• EXERCISE DIRECTIONS:
Output the records exactly as they appear, with no pictures included.

BEGIN DATA TO PROCESS

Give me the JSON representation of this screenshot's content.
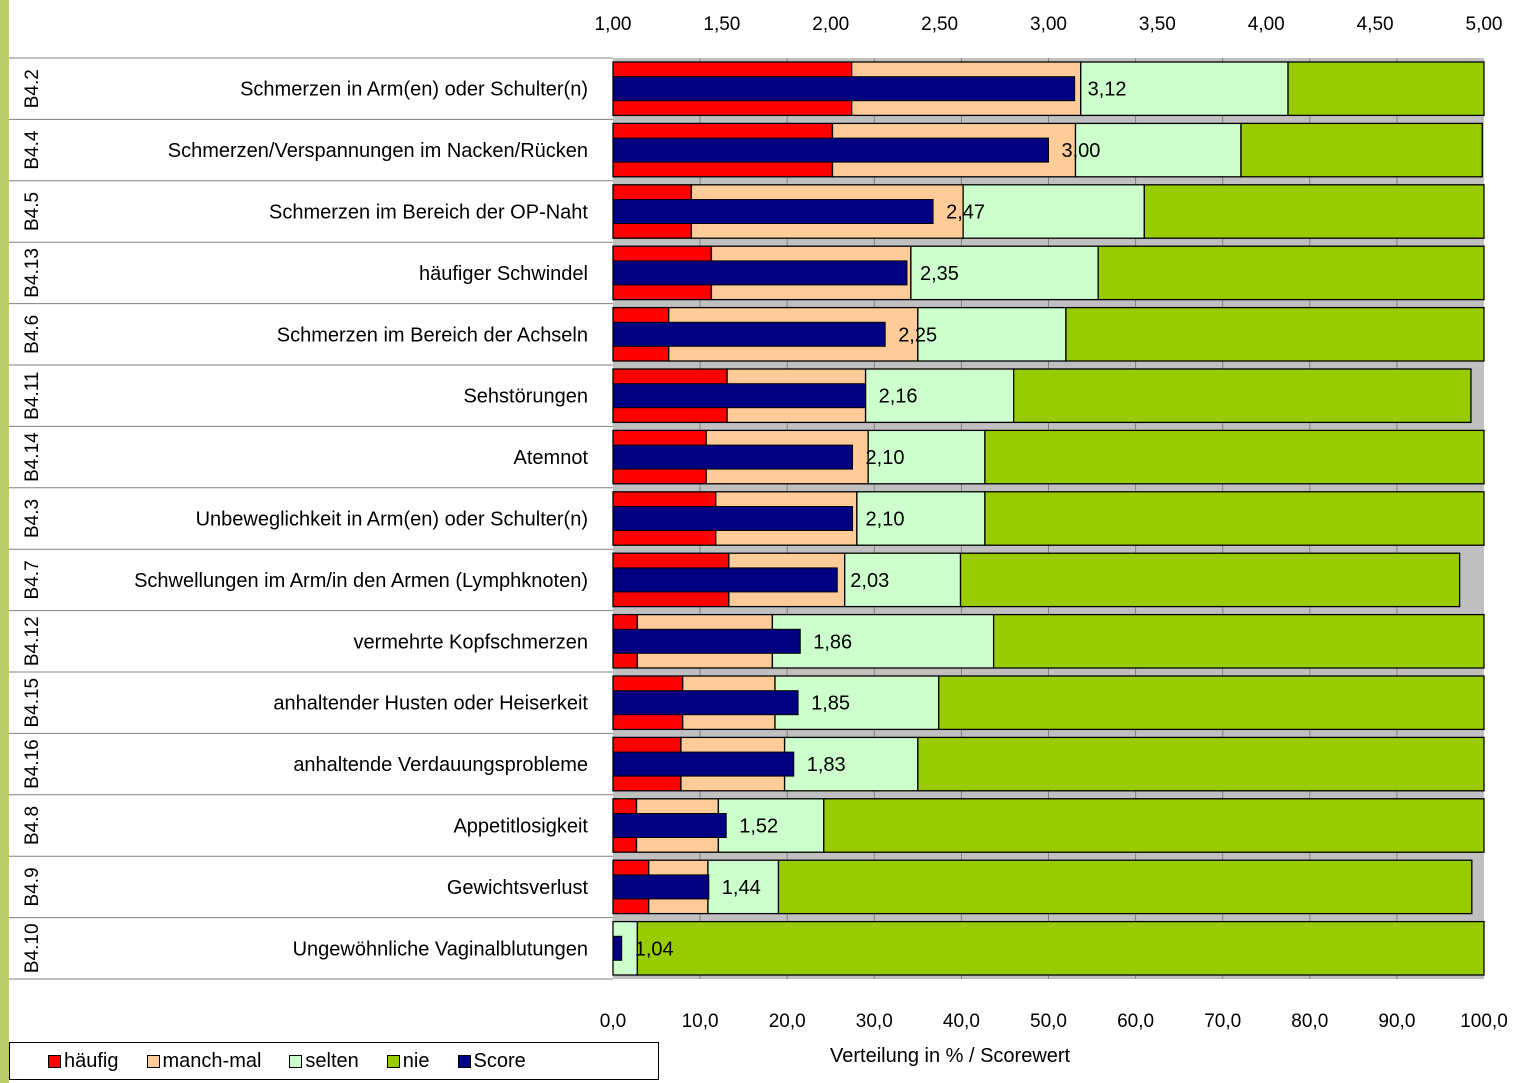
{
  "chart_data": {
    "type": "bar",
    "orientation": "horizontal",
    "stacked": true,
    "xlabel": "Verteilung in % / Scorewert",
    "x_bottom_ticks": [
      "0,0",
      "10,0",
      "20,0",
      "30,0",
      "40,0",
      "50,0",
      "60,0",
      "70,0",
      "80,0",
      "90,0",
      "100,0"
    ],
    "x_bottom_range": [
      0,
      100
    ],
    "x_top_ticks": [
      "1,00",
      "1,50",
      "2,00",
      "2,50",
      "3,00",
      "3,50",
      "4,00",
      "4,50",
      "5,00"
    ],
    "x_top_range": [
      1,
      5
    ],
    "grid": true,
    "legend_position": "bottom-left",
    "colors": {
      "haeufig": "#ff0000",
      "manchmal": "#ffcc99",
      "selten": "#ccffcc",
      "nie": "#99cc00",
      "score": "#000080",
      "plot_bg": "#c0c0c0"
    },
    "legend": [
      {
        "key": "haeufig",
        "label": "häufig"
      },
      {
        "key": "manchmal",
        "label": "manch-mal"
      },
      {
        "key": "selten",
        "label": "selten"
      },
      {
        "key": "nie",
        "label": "nie"
      },
      {
        "key": "score",
        "label": "Score"
      }
    ],
    "categories": [
      {
        "code": "B4.2",
        "label": "Schmerzen in Arm(en) oder Schulter(n)",
        "haeufig": 27.4,
        "manchmal": 26.3,
        "selten": 23.8,
        "nie": 22.5,
        "score": 3.12,
        "score_label": "3,12"
      },
      {
        "code": "B4.4",
        "label": "Schmerzen/Verspannungen im Nacken/Rücken",
        "haeufig": 25.2,
        "manchmal": 27.9,
        "selten": 19.0,
        "nie": 27.7,
        "score": 3.0,
        "score_label": "3,00"
      },
      {
        "code": "B4.5",
        "label": "Schmerzen im Bereich der OP-Naht",
        "haeufig": 9.0,
        "manchmal": 31.2,
        "selten": 20.8,
        "nie": 39.0,
        "score": 2.47,
        "score_label": "2,47"
      },
      {
        "code": "B4.13",
        "label": "häufiger Schwindel",
        "haeufig": 11.3,
        "manchmal": 22.9,
        "selten": 21.5,
        "nie": 44.3,
        "score": 2.35,
        "score_label": "2,35"
      },
      {
        "code": "B4.6",
        "label": "Schmerzen im Bereich der Achseln",
        "haeufig": 6.4,
        "manchmal": 28.6,
        "selten": 17.0,
        "nie": 48.0,
        "score": 2.25,
        "score_label": "2,25"
      },
      {
        "code": "B4.11",
        "label": "Sehstörungen",
        "haeufig": 13.1,
        "manchmal": 15.9,
        "selten": 17.0,
        "nie": 52.5,
        "score": 2.16,
        "score_label": "2,16"
      },
      {
        "code": "B4.14",
        "label": "Atemnot",
        "haeufig": 10.7,
        "manchmal": 18.6,
        "selten": 13.4,
        "nie": 57.3,
        "score": 2.1,
        "score_label": "2,10"
      },
      {
        "code": "B4.3",
        "label": "Unbeweglichkeit in Arm(en) oder Schulter(n)",
        "haeufig": 11.8,
        "manchmal": 16.2,
        "selten": 14.7,
        "nie": 57.3,
        "score": 2.1,
        "score_label": "2,10"
      },
      {
        "code": "B4.7",
        "label": "Schwellungen im Arm/in den Armen (Lymphknoten)",
        "haeufig": 13.3,
        "manchmal": 13.3,
        "selten": 13.3,
        "nie": 57.3,
        "score": 2.03,
        "score_label": "2,03"
      },
      {
        "code": "B4.12",
        "label": "vermehrte Kopfschmerzen",
        "haeufig": 2.8,
        "manchmal": 15.5,
        "selten": 25.4,
        "nie": 56.3,
        "score": 1.86,
        "score_label": "1,86"
      },
      {
        "code": "B4.15",
        "label": "anhaltender Husten oder Heiserkeit",
        "haeufig": 8.0,
        "manchmal": 10.6,
        "selten": 18.8,
        "nie": 62.6,
        "score": 1.85,
        "score_label": "1,85"
      },
      {
        "code": "B4.16",
        "label": "anhaltende Verdauungsprobleme",
        "haeufig": 7.8,
        "manchmal": 11.9,
        "selten": 15.3,
        "nie": 65.0,
        "score": 1.83,
        "score_label": "1,83"
      },
      {
        "code": "B4.8",
        "label": "Appetitlosigkeit",
        "haeufig": 2.7,
        "manchmal": 9.4,
        "selten": 12.1,
        "nie": 75.8,
        "score": 1.52,
        "score_label": "1,52"
      },
      {
        "code": "B4.9",
        "label": "Gewichtsverlust",
        "haeufig": 4.1,
        "manchmal": 6.8,
        "selten": 8.1,
        "nie": 79.6,
        "score": 1.44,
        "score_label": "1,44"
      },
      {
        "code": "B4.10",
        "label": "Ungewöhnliche Vaginalblutungen",
        "haeufig": 0.0,
        "manchmal": 0.0,
        "selten": 2.8,
        "nie": 97.2,
        "score": 1.04,
        "score_label": "1,04"
      }
    ]
  }
}
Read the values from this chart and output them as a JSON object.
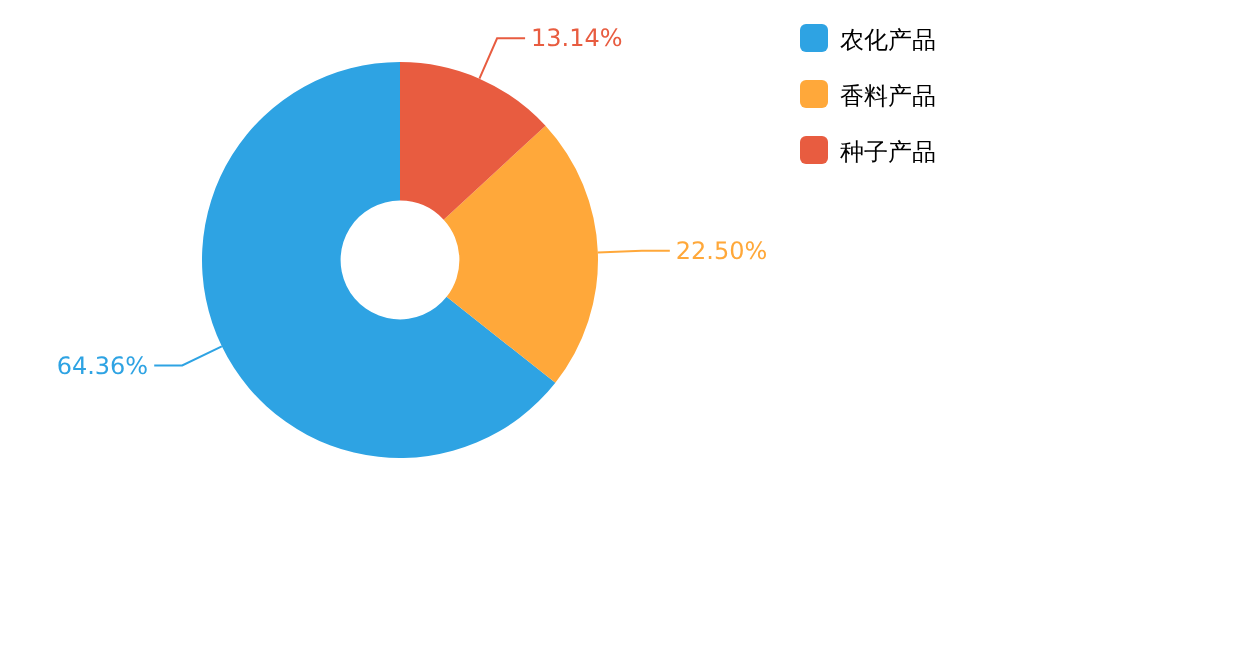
{
  "chart_data": {
    "type": "donut",
    "categories": [
      "农化产品",
      "香料产品",
      "种子产品"
    ],
    "values": [
      64.36,
      22.5,
      13.14
    ],
    "colors": [
      "#2ea3e3",
      "#ffa83a",
      "#e85c40"
    ],
    "value_labels": [
      "64.36%",
      "22.50%",
      "13.14%"
    ],
    "legend": "top right"
  }
}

END DATA TO PROCESS

• THE RESPONSE:
Give me the JSON representation of this screenshot's content.
{
  "chart_data": {
    "type": "bar",
    "orientation": "horizontal",
    "stacked": true,
    "xlabel": "Verteilung in % / Scorewert",
    "x_bottom_ticks": [
      "0,0",
      "10,0",
      "20,0",
      "30,0",
      "40,0",
      "50,0",
      "60,0",
      "70,0",
      "80,0",
      "90,0",
      "100,0"
    ],
    "x_bottom_range": [
      0,
      100
    ],
    "x_top_ticks": [
      "1,00",
      "1,50",
      "2,00",
      "2,50",
      "3,00",
      "3,50",
      "4,00",
      "4,50",
      "5,00"
    ],
    "x_top_range": [
      1,
      5
    ],
    "grid": true,
    "legend_position": "bottom-left",
    "colors": {
      "haeufig": "#ff0000",
      "manchmal": "#ffcc99",
      "selten": "#ccffcc",
      "nie": "#99cc00",
      "score": "#000080",
      "plot_bg": "#c0c0c0"
    },
    "legend": [
      {
        "key": "haeufig",
        "label": "häufig"
      },
      {
        "key": "manchmal",
        "label": "manch-mal"
      },
      {
        "key": "selten",
        "label": "selten"
      },
      {
        "key": "nie",
        "label": "nie"
      },
      {
        "key": "score",
        "label": "Score"
      }
    ],
    "categories": [
      {
        "code": "B4.2",
        "label": "Schmerzen in Arm(en) oder Schulter(n)",
        "haeufig": 27.4,
        "manchmal": 26.3,
        "selten": 23.8,
        "nie": 22.5,
        "score": 3.12,
        "score_label": "3,12"
      },
      {
        "code": "B4.4",
        "label": "Schmerzen/Verspannungen im Nacken/Rücken",
        "haeufig": 25.2,
        "manchmal": 27.9,
        "selten": 19.0,
        "nie": 27.7,
        "score": 3.0,
        "score_label": "3,00"
      },
      {
        "code": "B4.5",
        "label": "Schmerzen im Bereich der OP-Naht",
        "haeufig": 9.0,
        "manchmal": 31.2,
        "selten": 20.8,
        "nie": 39.0,
        "score": 2.47,
        "score_label": "2,47"
      },
      {
        "code": "B4.13",
        "label": "häufiger Schwindel",
        "haeufig": 11.3,
        "manchmal": 22.9,
        "selten": 21.5,
        "nie": 44.3,
        "score": 2.35,
        "score_label": "2,35"
      },
      {
        "code": "B4.6",
        "label": "Schmerzen im Bereich der Achseln",
        "haeufig": 6.4,
        "manchmal": 28.6,
        "selten": 17.0,
        "nie": 48.0,
        "score": 2.25,
        "score_label": "2,25"
      },
      {
        "code": "B4.11",
        "label": "Sehstörungen",
        "haeufig": 13.1,
        "manchmal": 15.9,
        "selten": 17.0,
        "nie": 52.5,
        "score": 2.16,
        "score_label": "2,16"
      },
      {
        "code": "B4.14",
        "label": "Atemnot",
        "haeufig": 10.7,
        "manchmal": 18.6,
        "selten": 13.4,
        "nie": 57.3,
        "score": 2.1,
        "score_label": "2,10"
      },
      {
        "code": "B4.3",
        "label": "Unbeweglichkeit in Arm(en) oder Schulter(n)",
        "haeufig": 11.8,
        "manchmal": 16.2,
        "selten": 14.7,
        "nie": 57.3,
        "score": 2.1,
        "score_label": "2,10"
      },
      {
        "code": "B4.7",
        "label": "Schwellungen im Arm/in den Armen (Lymphknoten)",
        "haeufig": 13.3,
        "manchmal": 13.3,
        "selten": 13.3,
        "nie": 57.3,
        "score": 2.03,
        "score_label": "2,03"
      },
      {
        "code": "B4.12",
        "label": "vermehrte Kopfschmerzen",
        "haeufig": 2.8,
        "manchmal": 15.5,
        "selten": 25.4,
        "nie": 56.3,
        "score": 1.86,
        "score_label": "1,86"
      },
      {
        "code": "B4.15",
        "label": "anhaltender Husten oder Heiserkeit",
        "haeufig": 8.0,
        "manchmal": 10.6,
        "selten": 18.8,
        "nie": 62.6,
        "score": 1.85,
        "score_label": "1,85"
      },
      {
        "code": "B4.16",
        "label": "anhaltende Verdauungsprobleme",
        "haeufig": 7.8,
        "manchmal": 11.9,
        "selten": 15.3,
        "nie": 65.0,
        "score": 1.83,
        "score_label": "1,83"
      },
      {
        "code": "B4.8",
        "label": "Appetitlosigkeit",
        "haeufig": 2.7,
        "manchmal": 9.4,
        "selten": 12.1,
        "nie": 75.8,
        "score": 1.52,
        "score_label": "1,52"
      },
      {
        "code": "B4.9",
        "label": "Gewichtsverlust",
        "haeufig": 4.1,
        "manchmal": 6.8,
        "selten": 8.1,
        "nie": 79.6,
        "score": 1.44,
        "score_label": "1,44"
      },
      {
        "code": "B4.10",
        "label": "Ungewöhnliche Vaginalblutungen",
        "haeufig": 0.0,
        "manchmal": 0.0,
        "selten": 2.8,
        "nie": 97.2,
        "score": 1.04,
        "score_label": "1,04"
      }
    ]
  }
}
Read the values from this chart and output them as a JSON object.
{
  "chart_data": {
    "type": "donut",
    "categories": [
      "农化产品",
      "香料产品",
      "种子产品"
    ],
    "values": [
      64.36,
      22.5,
      13.14
    ],
    "colors": [
      "#2ea3e3",
      "#ffa83a",
      "#e85c40"
    ],
    "value_labels": [
      "64.36%",
      "22.50%",
      "13.14%"
    ],
    "legend": "top right"
  }
}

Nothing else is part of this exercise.